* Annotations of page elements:
** begin **
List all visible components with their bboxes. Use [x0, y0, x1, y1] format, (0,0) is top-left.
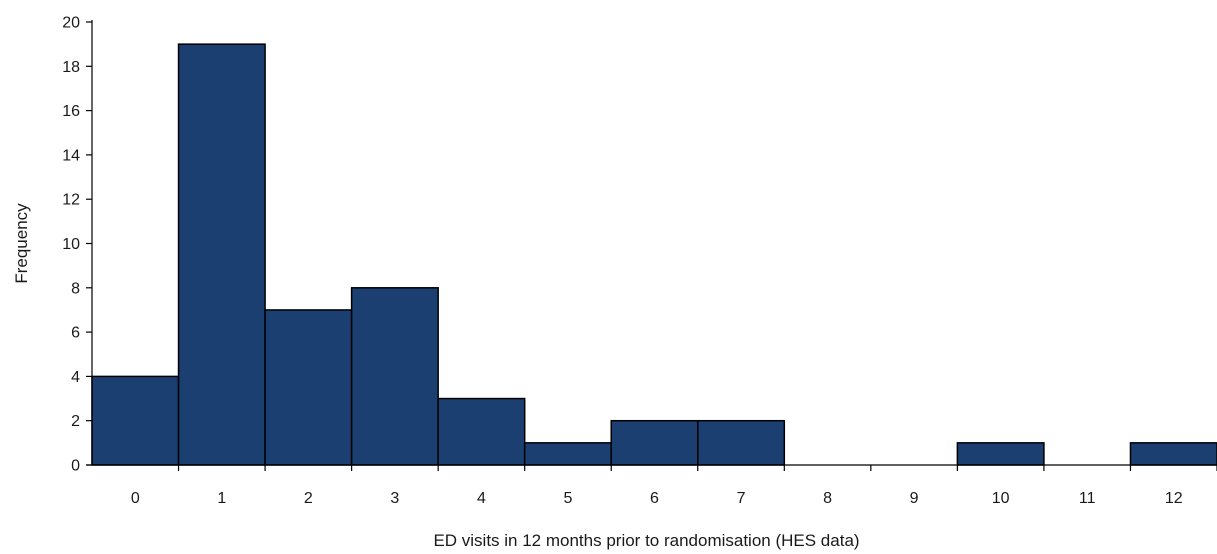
- x-tick-label: 7: [737, 490, 746, 507]
- x-tick-label: 8: [823, 490, 832, 507]
- x-axis-ticks: 0 1 2 3 4 5 6 7 8 9 10 11 12: [131, 465, 1217, 507]
- y-tick-label: 10: [62, 236, 80, 253]
- y-tick-label: 18: [62, 59, 80, 76]
- bar-10: [957, 443, 1044, 465]
- x-tick-label: 5: [564, 490, 573, 507]
- x-tick-label: 2: [304, 490, 313, 507]
- bar-6: [611, 421, 698, 465]
- x-tick-label: 12: [1165, 490, 1183, 507]
- bar-3: [352, 288, 439, 465]
- x-tick-label: 1: [217, 490, 226, 507]
- y-tick-label: 16: [62, 103, 80, 120]
- x-tick-label: 9: [910, 490, 919, 507]
- y-tick-label: 12: [62, 192, 80, 209]
- y-tick-label: 20: [62, 15, 80, 32]
- y-tick-label: 2: [71, 413, 80, 430]
- x-axis-title: ED visits in 12 months prior to randomis…: [433, 531, 859, 550]
- y-tick-label: 4: [71, 369, 80, 386]
- x-tick-label: 4: [477, 490, 486, 507]
- x-tick-label: 0: [131, 490, 140, 507]
- y-tick-label: 6: [71, 325, 80, 342]
- x-tick-label: 3: [390, 490, 399, 507]
- y-tick-label: 8: [71, 280, 80, 297]
- bar-1: [179, 44, 266, 465]
- y-tick-label: 0: [71, 458, 80, 475]
- x-tick-label: 6: [650, 490, 659, 507]
- bar-7: [698, 421, 785, 465]
- bar-4: [438, 399, 525, 465]
- bar-2: [265, 310, 352, 465]
- x-tick-label: 11: [1079, 490, 1096, 507]
- y-tick-label: 14: [62, 147, 80, 164]
- bar-0: [92, 376, 179, 465]
- bar-5: [525, 443, 612, 465]
- y-axis-ticks: 0 2 4 6 8 10 12 14 16 18 20: [62, 15, 92, 475]
- x-tick-label: 10: [992, 490, 1010, 507]
- y-axis-title: Frequency: [12, 203, 31, 284]
- bar-12: [1130, 443, 1217, 465]
- bars-group: [92, 44, 1217, 465]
** end **
* EXERCISE GOAL:
Copy every row above line for line, without the picture.

* RESPONSE BELOW:
List all visible components with their bboxes. Use [x0, y0, x1, y1] format, (0,0) is top-left.
- x-tick-label: 7: [737, 490, 746, 507]
- x-tick-label: 8: [823, 490, 832, 507]
- x-axis-ticks: 0 1 2 3 4 5 6 7 8 9 10 11 12: [131, 465, 1217, 507]
- y-tick-label: 10: [62, 236, 80, 253]
- y-tick-label: 18: [62, 59, 80, 76]
- bar-10: [957, 443, 1044, 465]
- x-tick-label: 5: [564, 490, 573, 507]
- x-tick-label: 2: [304, 490, 313, 507]
- bar-6: [611, 421, 698, 465]
- x-tick-label: 12: [1165, 490, 1183, 507]
- bar-3: [352, 288, 439, 465]
- x-tick-label: 1: [217, 490, 226, 507]
- y-tick-label: 16: [62, 103, 80, 120]
- x-tick-label: 9: [910, 490, 919, 507]
- y-tick-label: 12: [62, 192, 80, 209]
- y-tick-label: 20: [62, 15, 80, 32]
- y-tick-label: 2: [71, 413, 80, 430]
- x-axis-title: ED visits in 12 months prior to randomis…: [433, 531, 859, 550]
- y-tick-label: 4: [71, 369, 80, 386]
- x-tick-label: 4: [477, 490, 486, 507]
- x-tick-label: 0: [131, 490, 140, 507]
- y-tick-label: 6: [71, 325, 80, 342]
- x-tick-label: 3: [390, 490, 399, 507]
- y-tick-label: 8: [71, 280, 80, 297]
- bar-1: [179, 44, 266, 465]
- y-tick-label: 0: [71, 458, 80, 475]
- x-tick-label: 6: [650, 490, 659, 507]
- bar-7: [698, 421, 785, 465]
- bar-4: [438, 399, 525, 465]
- bar-2: [265, 310, 352, 465]
- x-tick-label: 11: [1079, 490, 1096, 507]
- y-tick-label: 14: [62, 147, 80, 164]
- bar-0: [92, 376, 179, 465]
- bar-5: [525, 443, 612, 465]
- y-axis-ticks: 0 2 4 6 8 10 12 14 16 18 20: [62, 15, 92, 475]
- x-tick-label: 10: [992, 490, 1010, 507]
- y-axis-title: Frequency: [12, 203, 31, 284]
- bar-12: [1130, 443, 1217, 465]
- bars-group: [92, 44, 1217, 465]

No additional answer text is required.